▸ Problem description
Copy every line with the string "Front" in it.
──────── Task material
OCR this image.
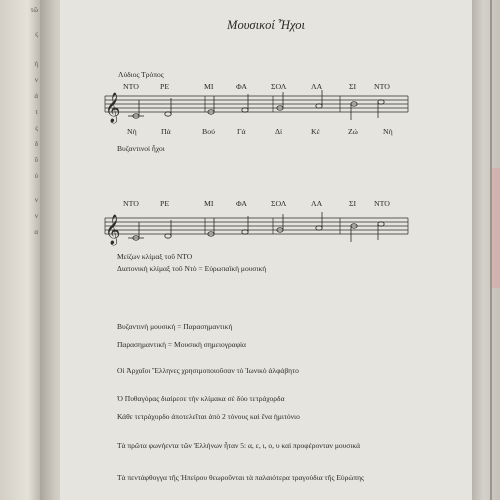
τῶ
ς
ή
ν
ά
τ
ς
δ
ῦ
ύ
ν
ν
α
Μουσικοί Ἦχοι
Λύδιος Τρόπος
ΝΤΟ	ΡΕ	ΜΙ	ΦΑ	ΣΟΛ	ΛΑ	ΣΙ ΝΤΟ
𝄞
𝄞
Νή	Πά	Βού	Γά	Δί	Κέ	Ζώ	Νή
Βυζαντινοί ἦχοι
ΝΤΟ	ΡΕ	ΜΙ	ΦΑ	ΣΟΛ	ΛΑ	ΣΙ ΝΤΟ
Μείζων κλίμαξ τοῦ ΝΤΟ
Διατονικὴ κλίμαξ τοῦ Ντὸ = Εὐρωπαϊκὴ μουσική
Βυζαντινὴ μουσικὴ = Παρασημαντική
Παρασημαντικὴ = Μουσικὴ σημειογραφία
Οἱ Ἀρχαῖοι Ἕλληνες χρησιμοποιοῦσαν τὸ Ἰωνικὸ ἀλφάβητο
Ὁ Πυθαγόρας διαίρεσε τὴν κλίμακα σὲ δύο τετράχορδα
Κάθε τετράχορδο ἀποτελεῖται ἀπὸ 2 τόνους καὶ ἕνα ἡμιτόνιο
Τὰ πρῶτα φωνήεντα τῶν Ἑλλήνων ἦταν 5: α, ε, ι, ο, υ καὶ προφέρονταν μουσικά
Τὰ πεντάφθογγα τῆς Ἠπείρου θεωροῦνται τὰ παλαιότερα τραγούδια τῆς Εὐρώπης
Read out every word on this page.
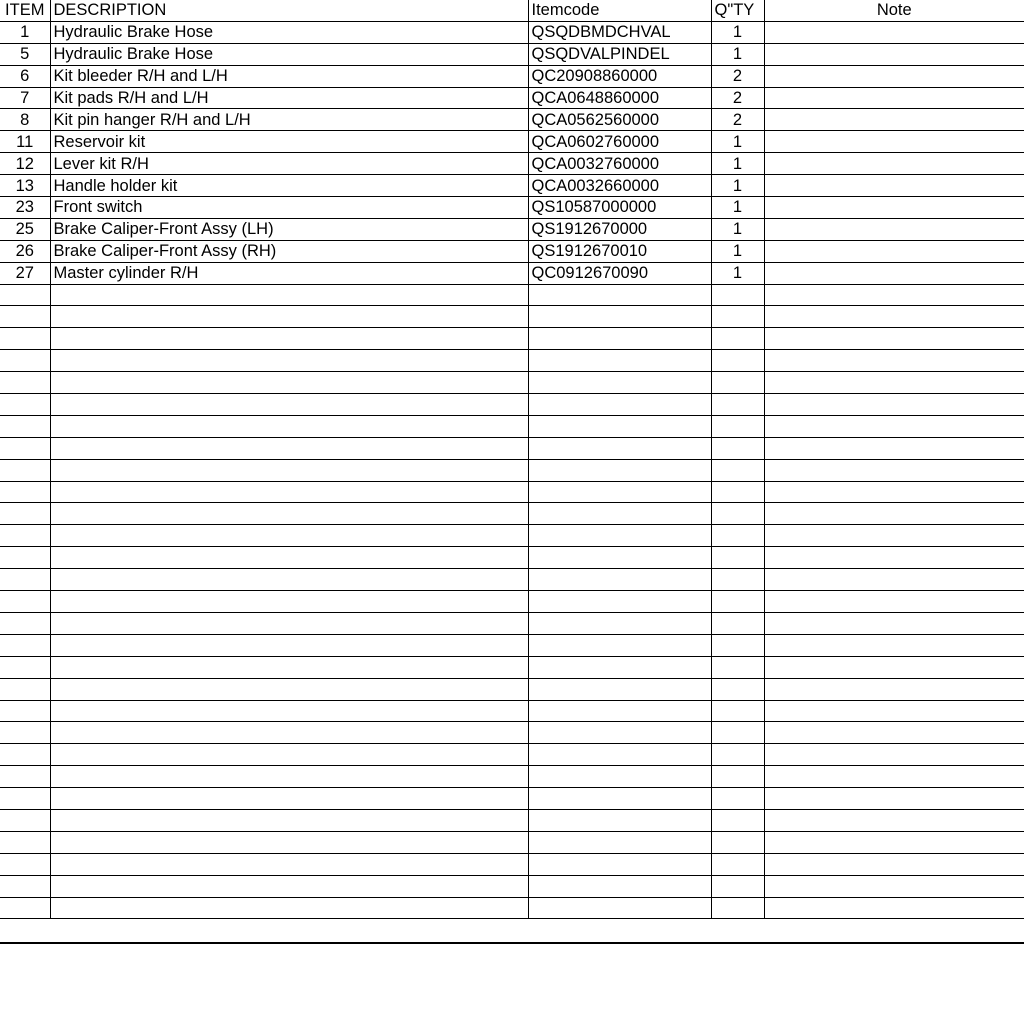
ITEM	DESCRIPTION	Itemcode	Q"TY	Note
1	Hydraulic Brake Hose	QSQDBMDCHVAL	1	
5	Hydraulic Brake Hose	QSQDVALPINDEL	1	
6	Kit bleeder R/H and L/H	QC20908860000	2	
7	Kit pads R/H and L/H	QCA0648860000	2	
8	Kit pin hanger R/H and L/H	QCA0562560000	2	
11	Reservoir kit	QCA0602760000	1	
12	Lever kit R/H	QCA0032760000	1	
13	Handle holder kit	QCA0032660000	1	
23	Front switch	QS10587000000	1	
25	Brake Caliper-Front Assy (LH)	QS1912670000	1	
26	Brake Caliper-Front Assy (RH)	QS1912670010	1	
27	Master cylinder R/H	QC0912670090	1	
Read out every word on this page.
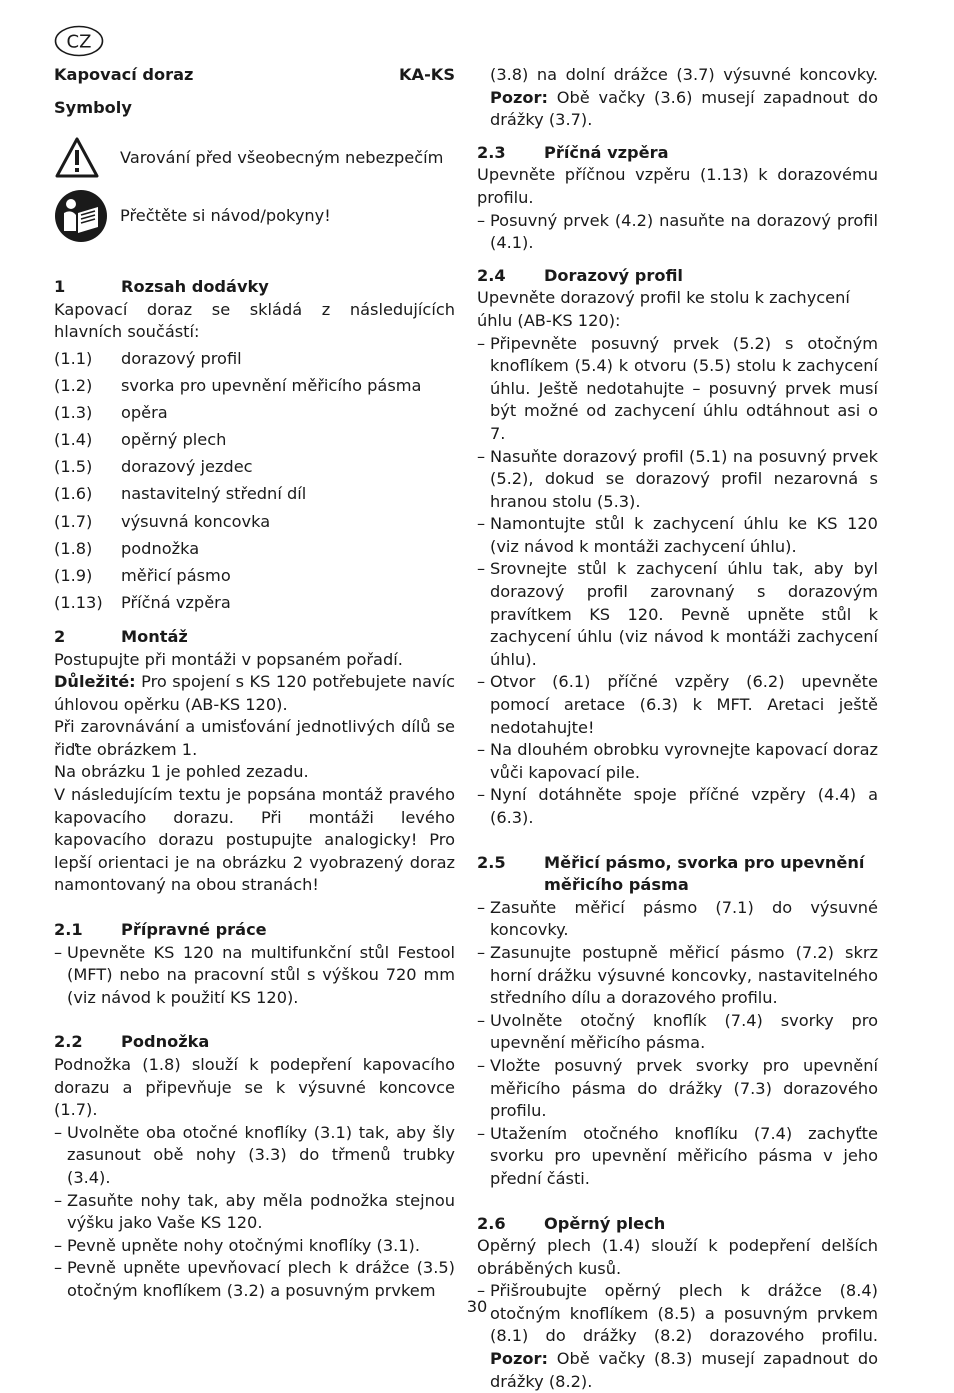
CZ
Kapovací doraz	KA-KS

Symboly

Varování před všeobecným nebezpečím
Přečtěte si návod/pokyny!
1	Rozsah dodávky

Kapovací doraz se skládá z následujících hlavních součástí:

(1.1)	dorazový profil
(1.2)	svorka pro upevnění měřicího pásma
(1.3)	opěra
(1.4)	opěrný plech
(1.5)	dorazový jezdec
(1.6)	nastavitelný střední díl
(1.7)	výsuvná koncovka
(1.8)	podnožka
(1.9)	měřicí pásmo
(1.13)	Příčná vzpěra
2	Montáž

Postupujte při montáži v popsaném pořadí.

Důležité: Pro spojení s KS 120 potřebujete navíc úhlovou opěrku (AB-KS 120).

Při zarovnávání a umisťování jednotlivých dílů se řiďte obrázkem 1.

Na obrázku 1 je pohled zezadu.

V následujícím textu je popsána montáž pravého kapovacího dorazu. Při montáži levého kapovacího dorazu postupujte analogicky! Pro lepší orientaci je na obrázku 2 vyobrazený doraz namontovaný na obou stranách!

2.1	Přípravné práce
– Upevněte KS 120 na multifunkční stůl Festool (MFT) nebo na pracovní stůl s výškou 720 mm (viz návod k použití KS 120).
2.2	Podnožka

Podnožka (1.8) slouží k podepření kapovacího dorazu a připevňuje se k výsuvné koncovce (1.7).

– Uvolněte oba otočné knoflíky (3.1) tak, aby šly zasunout obě nohy (3.3) do třmenů trubky (3.4).
– Zasuňte nohy tak, aby měla podnožka stejnou výšku jako Vaše KS 120.
– Pevně upněte nohy otočnými knoflíky (3.1).
– Pevně upněte upevňovací plech k drážce (3.5) otočným knoflíkem (3.2) a posuvným prvkem
(3.8) na dolní drážce (3.7) výsuvné koncovky. Pozor: Obě vačky (3.6) musejí zapadnout do drážky (3.7).
2.3	Příčná vzpěra

Upevněte příčnou vzpěru (1.13) k dorazovému profilu.

– Posuvný prvek (4.2) nasuňte na dorazový profil (4.1).
2.4	Dorazový profil

Upevněte dorazový profil ke stolu k zachycení úhlu (AB-KS 120):

– Připevněte posuvný prvek (5.2) s otočným knoflíkem (5.4) k otvoru (5.5) stolu k zachycení úhlu. Ještě nedotahujte – posuvný prvek musí být možné od zachycení úhlu odtáhnout asi o 7.
– Nasuňte dorazový profil (5.1) na posuvný prvek (5.2), dokud se dorazový profil nezarovná s hranou stolu (5.3).
– Namontujte stůl k zachycení úhlu ke KS 120 (viz návod k montáži zachycení úhlu).
– Srovnejte stůl k zachycení úhlu tak, aby byl dorazový profil zarovnaný s dorazovým pravítkem KS 120. Pevně upněte stůl k zachycení úhlu (viz návod k montáži zachycení úhlu).
– Otvor (6.1) příčné vzpěry (6.2) upevněte pomocí aretace (6.3) k MFT. Aretaci ještě nedotahujte!
– Na dlouhém obrobku vyrovnejte kapovací doraz vůči kapovací pile.
– Nyní dotáhněte spoje příčné vzpěry (4.4) a (6.3).
2.5	Měřicí pásmo, svorka pro upevnění měřicího pásma
– Zasuňte měřicí pásmo (7.1) do výsuvné koncovky.
– Zasunujte postupně měřicí pásmo (7.2) skrz horní drážku výsuvné koncovky, nastavitelného středního dílu a dorazového profilu.
– Uvolněte otočný knoflík (7.4) svorky pro upevnění měřicího pásma.
– Vložte posuvný prvek svorky pro upevnění měřicího pásma do drážky (7.3) dorazového profilu.
– Utažením otočného knoflíku (7.4) zachyťte svorku pro upevnění měřicího pásma v jeho přední části.
2.6	Opěrný plech

Opěrný plech (1.4) slouží k podepření delších obráběných kusů.

– Přišroubujte opěrný plech k drážce (8.4) otočným knoflíkem (8.5) a posuvným prvkem (8.1) do drážky (8.2) dorazového profilu. Pozor: Obě vačky (8.3) musejí zapadnout do drážky (8.2).
30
────────────────
▸ Result
23	Front switch	QS10587000000	1	
25	Brake Caliper-Front Assy (LH)	QS1912670000	1	
26	Brake Caliper-Front Assy (RH)	QS1912670010	1	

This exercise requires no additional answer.